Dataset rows
====================
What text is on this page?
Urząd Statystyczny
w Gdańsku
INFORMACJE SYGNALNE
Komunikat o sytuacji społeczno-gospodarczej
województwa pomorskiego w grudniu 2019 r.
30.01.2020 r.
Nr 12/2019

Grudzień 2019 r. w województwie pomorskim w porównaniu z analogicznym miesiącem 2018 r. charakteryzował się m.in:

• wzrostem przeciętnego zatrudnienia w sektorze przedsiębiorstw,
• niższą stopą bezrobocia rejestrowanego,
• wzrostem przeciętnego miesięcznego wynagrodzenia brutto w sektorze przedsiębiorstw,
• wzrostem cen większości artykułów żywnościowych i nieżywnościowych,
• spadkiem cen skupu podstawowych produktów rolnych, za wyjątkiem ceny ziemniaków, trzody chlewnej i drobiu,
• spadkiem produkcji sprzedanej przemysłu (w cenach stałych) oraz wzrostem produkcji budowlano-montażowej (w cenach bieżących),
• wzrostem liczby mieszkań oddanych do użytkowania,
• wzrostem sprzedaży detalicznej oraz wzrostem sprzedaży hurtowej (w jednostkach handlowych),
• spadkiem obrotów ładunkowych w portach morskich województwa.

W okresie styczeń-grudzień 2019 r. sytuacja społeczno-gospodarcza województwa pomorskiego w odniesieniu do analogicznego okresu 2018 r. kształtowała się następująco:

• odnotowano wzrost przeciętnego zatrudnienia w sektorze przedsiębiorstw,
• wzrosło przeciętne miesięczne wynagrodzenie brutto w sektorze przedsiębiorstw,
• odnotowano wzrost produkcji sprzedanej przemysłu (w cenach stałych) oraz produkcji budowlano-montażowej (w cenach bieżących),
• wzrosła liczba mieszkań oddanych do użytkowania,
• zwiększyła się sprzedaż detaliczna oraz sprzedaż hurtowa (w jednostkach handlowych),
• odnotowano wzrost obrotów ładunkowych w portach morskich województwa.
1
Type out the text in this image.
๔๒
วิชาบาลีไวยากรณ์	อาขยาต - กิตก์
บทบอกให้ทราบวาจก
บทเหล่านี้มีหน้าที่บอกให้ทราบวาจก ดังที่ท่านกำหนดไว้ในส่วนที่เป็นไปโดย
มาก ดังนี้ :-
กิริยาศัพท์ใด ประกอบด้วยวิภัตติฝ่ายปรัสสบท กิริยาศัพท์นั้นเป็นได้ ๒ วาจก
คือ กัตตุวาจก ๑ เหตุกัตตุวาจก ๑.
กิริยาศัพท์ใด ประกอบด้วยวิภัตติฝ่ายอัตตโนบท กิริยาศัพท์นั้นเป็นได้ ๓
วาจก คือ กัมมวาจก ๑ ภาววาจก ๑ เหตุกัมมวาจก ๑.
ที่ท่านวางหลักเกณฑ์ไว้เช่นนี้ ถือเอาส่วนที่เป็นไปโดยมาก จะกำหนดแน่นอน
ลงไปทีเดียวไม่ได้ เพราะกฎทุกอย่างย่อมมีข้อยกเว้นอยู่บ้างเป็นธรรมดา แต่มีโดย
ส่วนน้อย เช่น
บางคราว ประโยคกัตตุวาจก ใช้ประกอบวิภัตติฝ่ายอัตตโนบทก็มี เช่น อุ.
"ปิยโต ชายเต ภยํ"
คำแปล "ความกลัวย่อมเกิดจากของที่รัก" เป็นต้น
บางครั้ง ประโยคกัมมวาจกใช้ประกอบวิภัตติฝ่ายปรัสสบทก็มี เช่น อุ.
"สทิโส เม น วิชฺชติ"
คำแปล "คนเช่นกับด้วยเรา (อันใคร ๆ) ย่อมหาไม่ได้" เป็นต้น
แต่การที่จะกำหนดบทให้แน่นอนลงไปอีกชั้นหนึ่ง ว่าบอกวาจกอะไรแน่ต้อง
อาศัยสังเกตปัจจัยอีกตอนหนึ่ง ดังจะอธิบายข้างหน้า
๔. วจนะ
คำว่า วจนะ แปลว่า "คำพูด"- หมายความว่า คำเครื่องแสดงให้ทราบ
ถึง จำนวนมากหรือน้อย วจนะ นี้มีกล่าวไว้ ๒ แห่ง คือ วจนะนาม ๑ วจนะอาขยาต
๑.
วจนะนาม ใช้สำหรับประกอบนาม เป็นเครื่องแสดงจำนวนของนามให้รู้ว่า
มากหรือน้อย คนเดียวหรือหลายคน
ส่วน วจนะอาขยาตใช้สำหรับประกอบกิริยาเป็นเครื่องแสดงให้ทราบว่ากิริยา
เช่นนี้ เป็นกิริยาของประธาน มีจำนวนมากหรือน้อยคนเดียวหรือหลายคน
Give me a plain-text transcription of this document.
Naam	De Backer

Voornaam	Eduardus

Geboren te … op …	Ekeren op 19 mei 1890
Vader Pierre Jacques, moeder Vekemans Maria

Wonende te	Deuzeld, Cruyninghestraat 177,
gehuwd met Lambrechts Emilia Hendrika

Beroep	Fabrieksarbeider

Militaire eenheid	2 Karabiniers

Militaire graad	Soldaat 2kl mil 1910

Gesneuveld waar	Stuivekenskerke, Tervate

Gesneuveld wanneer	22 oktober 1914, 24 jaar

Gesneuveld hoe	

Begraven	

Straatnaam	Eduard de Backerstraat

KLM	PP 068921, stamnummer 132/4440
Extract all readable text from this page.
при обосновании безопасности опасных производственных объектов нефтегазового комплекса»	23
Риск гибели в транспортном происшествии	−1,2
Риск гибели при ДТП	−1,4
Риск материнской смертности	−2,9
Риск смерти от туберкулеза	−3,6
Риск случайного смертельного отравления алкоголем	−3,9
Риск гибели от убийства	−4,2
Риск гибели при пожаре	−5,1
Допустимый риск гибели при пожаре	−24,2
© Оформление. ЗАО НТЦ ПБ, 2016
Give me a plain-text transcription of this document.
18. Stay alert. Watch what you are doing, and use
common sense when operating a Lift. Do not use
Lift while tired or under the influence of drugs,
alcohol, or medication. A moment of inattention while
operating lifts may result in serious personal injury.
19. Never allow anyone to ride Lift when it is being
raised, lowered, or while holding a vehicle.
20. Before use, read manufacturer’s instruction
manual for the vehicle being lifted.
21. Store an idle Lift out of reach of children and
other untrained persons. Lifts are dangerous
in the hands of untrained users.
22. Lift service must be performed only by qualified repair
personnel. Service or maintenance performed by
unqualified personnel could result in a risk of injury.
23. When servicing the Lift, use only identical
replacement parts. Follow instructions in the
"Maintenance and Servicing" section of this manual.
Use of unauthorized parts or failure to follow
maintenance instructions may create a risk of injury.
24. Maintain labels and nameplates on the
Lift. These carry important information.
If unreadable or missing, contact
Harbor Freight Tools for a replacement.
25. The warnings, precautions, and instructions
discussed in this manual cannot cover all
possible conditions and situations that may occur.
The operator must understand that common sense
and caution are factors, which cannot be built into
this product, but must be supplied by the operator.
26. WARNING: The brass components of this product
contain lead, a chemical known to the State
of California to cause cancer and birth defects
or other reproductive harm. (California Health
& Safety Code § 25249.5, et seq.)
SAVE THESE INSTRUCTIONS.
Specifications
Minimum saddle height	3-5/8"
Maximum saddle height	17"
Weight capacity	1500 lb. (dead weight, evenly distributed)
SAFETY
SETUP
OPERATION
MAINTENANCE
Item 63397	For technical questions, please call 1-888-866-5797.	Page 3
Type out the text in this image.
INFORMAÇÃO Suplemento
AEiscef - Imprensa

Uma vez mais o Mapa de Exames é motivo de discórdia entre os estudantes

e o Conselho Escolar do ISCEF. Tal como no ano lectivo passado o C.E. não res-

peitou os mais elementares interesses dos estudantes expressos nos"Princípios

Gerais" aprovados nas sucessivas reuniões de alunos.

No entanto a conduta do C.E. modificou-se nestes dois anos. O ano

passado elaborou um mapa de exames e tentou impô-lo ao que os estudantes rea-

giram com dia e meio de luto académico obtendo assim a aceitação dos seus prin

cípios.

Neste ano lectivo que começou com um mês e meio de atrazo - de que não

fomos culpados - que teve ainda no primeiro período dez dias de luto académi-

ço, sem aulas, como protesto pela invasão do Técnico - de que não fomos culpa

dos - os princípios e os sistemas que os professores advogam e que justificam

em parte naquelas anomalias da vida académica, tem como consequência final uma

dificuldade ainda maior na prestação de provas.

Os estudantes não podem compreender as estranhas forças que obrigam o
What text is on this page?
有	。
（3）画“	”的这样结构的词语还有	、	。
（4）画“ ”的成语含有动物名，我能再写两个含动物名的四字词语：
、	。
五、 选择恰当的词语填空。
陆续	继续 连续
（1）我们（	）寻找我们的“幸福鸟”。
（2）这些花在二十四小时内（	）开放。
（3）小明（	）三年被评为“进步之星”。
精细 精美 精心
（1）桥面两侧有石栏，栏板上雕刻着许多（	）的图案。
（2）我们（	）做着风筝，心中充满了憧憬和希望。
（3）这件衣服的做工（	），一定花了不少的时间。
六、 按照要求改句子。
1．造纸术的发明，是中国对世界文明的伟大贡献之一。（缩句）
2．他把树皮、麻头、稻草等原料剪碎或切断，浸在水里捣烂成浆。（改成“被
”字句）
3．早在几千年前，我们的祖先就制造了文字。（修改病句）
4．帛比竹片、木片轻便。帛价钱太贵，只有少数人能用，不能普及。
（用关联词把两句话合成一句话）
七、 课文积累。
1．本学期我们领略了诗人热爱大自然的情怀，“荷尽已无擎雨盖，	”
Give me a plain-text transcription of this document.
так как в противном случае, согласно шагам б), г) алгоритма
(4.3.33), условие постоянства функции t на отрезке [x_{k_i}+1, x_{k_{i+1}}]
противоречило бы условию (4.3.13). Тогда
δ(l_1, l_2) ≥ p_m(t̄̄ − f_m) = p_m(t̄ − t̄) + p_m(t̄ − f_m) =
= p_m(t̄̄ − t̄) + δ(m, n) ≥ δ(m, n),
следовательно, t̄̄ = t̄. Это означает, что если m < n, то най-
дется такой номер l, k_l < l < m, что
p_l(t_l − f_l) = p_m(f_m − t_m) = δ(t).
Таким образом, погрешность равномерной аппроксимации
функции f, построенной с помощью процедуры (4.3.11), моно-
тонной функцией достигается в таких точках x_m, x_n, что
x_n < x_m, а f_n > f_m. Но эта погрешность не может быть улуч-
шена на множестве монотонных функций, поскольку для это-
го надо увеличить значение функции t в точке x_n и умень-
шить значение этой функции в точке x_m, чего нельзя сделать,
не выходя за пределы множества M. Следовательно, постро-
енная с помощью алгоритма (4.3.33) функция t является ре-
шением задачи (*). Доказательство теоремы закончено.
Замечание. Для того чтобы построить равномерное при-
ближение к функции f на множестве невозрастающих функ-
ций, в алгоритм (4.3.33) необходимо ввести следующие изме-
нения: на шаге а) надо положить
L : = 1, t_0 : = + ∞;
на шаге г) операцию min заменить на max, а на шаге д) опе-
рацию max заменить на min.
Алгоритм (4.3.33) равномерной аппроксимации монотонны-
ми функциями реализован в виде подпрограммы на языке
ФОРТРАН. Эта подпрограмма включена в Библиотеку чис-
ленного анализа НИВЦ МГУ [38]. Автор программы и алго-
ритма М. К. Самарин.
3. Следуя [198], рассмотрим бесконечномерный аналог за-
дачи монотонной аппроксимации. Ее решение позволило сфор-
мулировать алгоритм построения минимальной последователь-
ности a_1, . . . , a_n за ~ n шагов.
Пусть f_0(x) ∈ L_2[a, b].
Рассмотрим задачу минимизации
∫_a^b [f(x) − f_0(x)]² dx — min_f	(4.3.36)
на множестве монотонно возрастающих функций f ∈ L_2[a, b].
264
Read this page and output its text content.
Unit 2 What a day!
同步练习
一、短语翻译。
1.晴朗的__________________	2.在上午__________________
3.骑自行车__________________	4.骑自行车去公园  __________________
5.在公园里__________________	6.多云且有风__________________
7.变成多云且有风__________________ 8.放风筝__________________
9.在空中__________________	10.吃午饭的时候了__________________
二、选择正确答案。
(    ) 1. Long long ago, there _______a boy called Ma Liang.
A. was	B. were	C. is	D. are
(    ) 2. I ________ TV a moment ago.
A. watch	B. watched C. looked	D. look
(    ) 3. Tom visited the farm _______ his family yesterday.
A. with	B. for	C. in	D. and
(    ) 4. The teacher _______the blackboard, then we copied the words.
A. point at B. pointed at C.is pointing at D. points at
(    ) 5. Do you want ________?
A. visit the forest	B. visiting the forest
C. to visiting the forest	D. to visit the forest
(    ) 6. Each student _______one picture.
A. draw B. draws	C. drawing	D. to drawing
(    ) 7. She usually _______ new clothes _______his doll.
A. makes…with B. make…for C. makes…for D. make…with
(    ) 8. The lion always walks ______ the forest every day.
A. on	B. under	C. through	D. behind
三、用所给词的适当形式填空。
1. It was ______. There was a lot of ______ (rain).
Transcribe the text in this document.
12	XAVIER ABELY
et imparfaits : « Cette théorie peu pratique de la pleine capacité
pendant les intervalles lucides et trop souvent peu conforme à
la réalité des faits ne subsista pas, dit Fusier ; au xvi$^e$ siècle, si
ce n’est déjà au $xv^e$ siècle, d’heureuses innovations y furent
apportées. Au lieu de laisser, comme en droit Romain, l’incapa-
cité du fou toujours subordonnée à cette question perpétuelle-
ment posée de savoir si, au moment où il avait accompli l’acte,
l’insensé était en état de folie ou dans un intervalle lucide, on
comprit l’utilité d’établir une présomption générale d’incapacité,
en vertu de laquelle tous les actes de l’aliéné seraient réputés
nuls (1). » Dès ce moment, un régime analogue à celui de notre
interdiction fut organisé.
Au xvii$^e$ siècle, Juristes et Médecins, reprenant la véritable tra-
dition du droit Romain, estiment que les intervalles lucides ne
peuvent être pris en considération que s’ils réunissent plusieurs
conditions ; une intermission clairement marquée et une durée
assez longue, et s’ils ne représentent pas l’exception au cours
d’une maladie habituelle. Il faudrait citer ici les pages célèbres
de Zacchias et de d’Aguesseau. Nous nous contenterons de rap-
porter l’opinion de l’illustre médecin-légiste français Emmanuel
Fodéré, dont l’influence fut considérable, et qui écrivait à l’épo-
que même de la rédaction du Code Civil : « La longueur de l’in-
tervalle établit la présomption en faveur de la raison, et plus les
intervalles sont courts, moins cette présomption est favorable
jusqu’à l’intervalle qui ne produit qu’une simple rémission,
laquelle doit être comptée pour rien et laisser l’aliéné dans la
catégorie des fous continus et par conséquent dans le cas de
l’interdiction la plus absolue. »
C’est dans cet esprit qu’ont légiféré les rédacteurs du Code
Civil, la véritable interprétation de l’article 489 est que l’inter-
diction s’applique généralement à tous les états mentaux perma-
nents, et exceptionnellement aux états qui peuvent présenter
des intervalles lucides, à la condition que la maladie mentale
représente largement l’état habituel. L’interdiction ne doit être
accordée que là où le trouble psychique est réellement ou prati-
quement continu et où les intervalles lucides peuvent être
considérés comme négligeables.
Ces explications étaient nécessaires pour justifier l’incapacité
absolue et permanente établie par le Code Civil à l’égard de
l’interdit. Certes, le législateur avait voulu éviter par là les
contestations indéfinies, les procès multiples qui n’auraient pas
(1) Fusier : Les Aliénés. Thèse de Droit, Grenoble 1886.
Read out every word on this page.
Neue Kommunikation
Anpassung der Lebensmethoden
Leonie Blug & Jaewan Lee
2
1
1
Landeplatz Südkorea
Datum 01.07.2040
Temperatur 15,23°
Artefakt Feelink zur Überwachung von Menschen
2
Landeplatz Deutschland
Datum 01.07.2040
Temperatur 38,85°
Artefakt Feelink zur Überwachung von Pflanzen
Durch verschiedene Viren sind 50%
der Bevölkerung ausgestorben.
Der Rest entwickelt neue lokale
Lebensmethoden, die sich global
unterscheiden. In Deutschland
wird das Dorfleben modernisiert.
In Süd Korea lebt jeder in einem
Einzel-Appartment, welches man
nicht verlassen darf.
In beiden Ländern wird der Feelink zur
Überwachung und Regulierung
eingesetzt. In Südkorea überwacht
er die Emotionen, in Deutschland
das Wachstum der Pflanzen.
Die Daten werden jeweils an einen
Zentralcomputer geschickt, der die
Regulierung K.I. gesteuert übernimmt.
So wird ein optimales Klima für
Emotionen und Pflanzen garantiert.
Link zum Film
====================
== Task statement ==
Collect every line with the string "Regulierung" from the records, and copy each.

== Task result ==
Überwachung und Regulierung
Regulierung K.I. gesteuert übernimmt.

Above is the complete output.